===== Records supplied =====
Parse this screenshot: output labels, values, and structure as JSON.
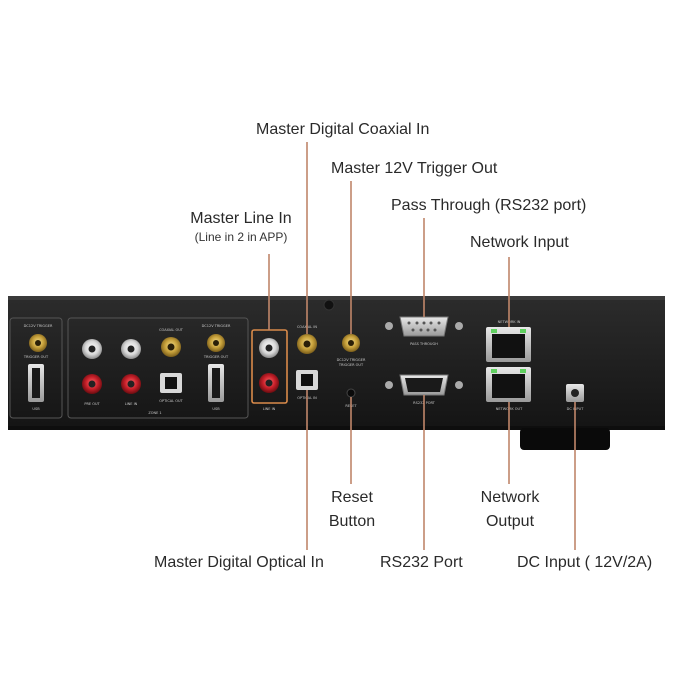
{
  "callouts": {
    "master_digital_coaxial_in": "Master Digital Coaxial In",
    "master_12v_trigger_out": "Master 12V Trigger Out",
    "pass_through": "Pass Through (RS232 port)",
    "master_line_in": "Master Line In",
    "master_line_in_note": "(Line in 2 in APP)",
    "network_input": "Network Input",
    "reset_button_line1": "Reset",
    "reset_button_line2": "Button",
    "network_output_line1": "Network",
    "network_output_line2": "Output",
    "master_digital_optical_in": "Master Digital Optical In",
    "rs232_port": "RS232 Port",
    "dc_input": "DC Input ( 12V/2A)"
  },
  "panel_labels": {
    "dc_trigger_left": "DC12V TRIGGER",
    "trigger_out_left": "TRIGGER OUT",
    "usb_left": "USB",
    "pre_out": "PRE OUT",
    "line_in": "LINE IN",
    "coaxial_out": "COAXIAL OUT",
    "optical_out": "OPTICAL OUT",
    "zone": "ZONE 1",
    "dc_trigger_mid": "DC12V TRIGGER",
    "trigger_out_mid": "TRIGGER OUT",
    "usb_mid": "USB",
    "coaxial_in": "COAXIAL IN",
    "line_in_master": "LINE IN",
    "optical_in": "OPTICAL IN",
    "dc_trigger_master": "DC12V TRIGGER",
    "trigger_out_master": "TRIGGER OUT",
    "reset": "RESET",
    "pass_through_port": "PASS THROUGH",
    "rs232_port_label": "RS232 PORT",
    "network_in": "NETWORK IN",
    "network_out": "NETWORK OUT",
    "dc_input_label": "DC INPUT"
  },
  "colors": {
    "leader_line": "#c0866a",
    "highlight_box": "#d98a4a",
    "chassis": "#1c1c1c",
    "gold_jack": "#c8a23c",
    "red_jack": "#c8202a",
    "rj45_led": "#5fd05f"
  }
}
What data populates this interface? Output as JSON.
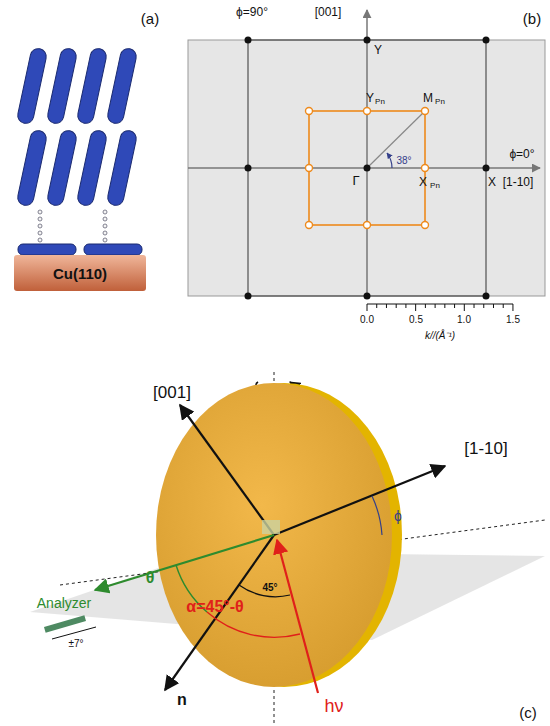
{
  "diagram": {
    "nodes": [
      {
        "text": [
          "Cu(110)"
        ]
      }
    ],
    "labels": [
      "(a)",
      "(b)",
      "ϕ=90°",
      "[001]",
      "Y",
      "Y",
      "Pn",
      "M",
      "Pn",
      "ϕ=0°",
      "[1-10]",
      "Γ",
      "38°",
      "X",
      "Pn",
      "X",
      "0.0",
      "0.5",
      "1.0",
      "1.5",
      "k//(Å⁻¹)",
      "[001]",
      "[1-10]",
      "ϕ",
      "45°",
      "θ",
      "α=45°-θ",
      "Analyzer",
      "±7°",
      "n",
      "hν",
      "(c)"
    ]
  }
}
=====
===== Records supplied =====
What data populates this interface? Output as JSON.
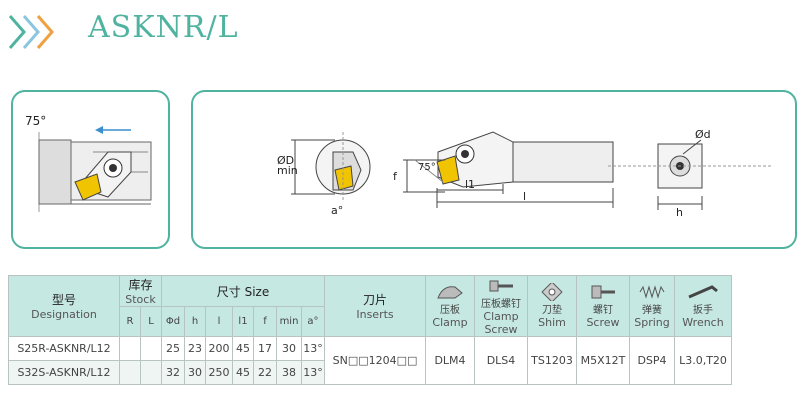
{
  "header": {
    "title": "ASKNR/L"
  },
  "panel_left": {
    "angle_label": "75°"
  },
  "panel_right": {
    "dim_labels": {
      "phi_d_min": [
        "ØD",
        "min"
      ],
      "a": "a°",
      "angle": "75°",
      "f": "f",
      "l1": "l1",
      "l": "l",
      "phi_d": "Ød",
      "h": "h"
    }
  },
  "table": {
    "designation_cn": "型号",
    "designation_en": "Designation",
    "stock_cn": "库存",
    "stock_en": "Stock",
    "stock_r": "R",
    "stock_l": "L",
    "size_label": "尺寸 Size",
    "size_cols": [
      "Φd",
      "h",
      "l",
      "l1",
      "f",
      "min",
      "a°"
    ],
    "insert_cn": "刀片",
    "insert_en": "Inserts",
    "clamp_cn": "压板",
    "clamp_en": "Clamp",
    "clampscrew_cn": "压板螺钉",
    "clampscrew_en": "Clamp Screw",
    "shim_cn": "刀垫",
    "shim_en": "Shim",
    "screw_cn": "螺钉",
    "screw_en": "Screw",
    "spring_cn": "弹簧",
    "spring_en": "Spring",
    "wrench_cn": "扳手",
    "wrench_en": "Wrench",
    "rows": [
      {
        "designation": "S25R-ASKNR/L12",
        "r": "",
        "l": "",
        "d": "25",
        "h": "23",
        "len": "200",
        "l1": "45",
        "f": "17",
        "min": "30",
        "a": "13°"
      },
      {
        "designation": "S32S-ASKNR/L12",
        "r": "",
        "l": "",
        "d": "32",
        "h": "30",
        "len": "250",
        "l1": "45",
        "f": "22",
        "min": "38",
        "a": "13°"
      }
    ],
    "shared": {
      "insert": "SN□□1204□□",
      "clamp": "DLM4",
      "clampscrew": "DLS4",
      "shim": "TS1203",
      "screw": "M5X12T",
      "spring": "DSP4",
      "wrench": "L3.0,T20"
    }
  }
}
=====
- **Prompt**:
Gather up every line from the listing above in which the word "Digital" occurs.

- **Full response**:
    "master_digital_coaxial_in": "Master Digital Coaxial In",
    "master_digital_optical_in": "Master Digital Optical In",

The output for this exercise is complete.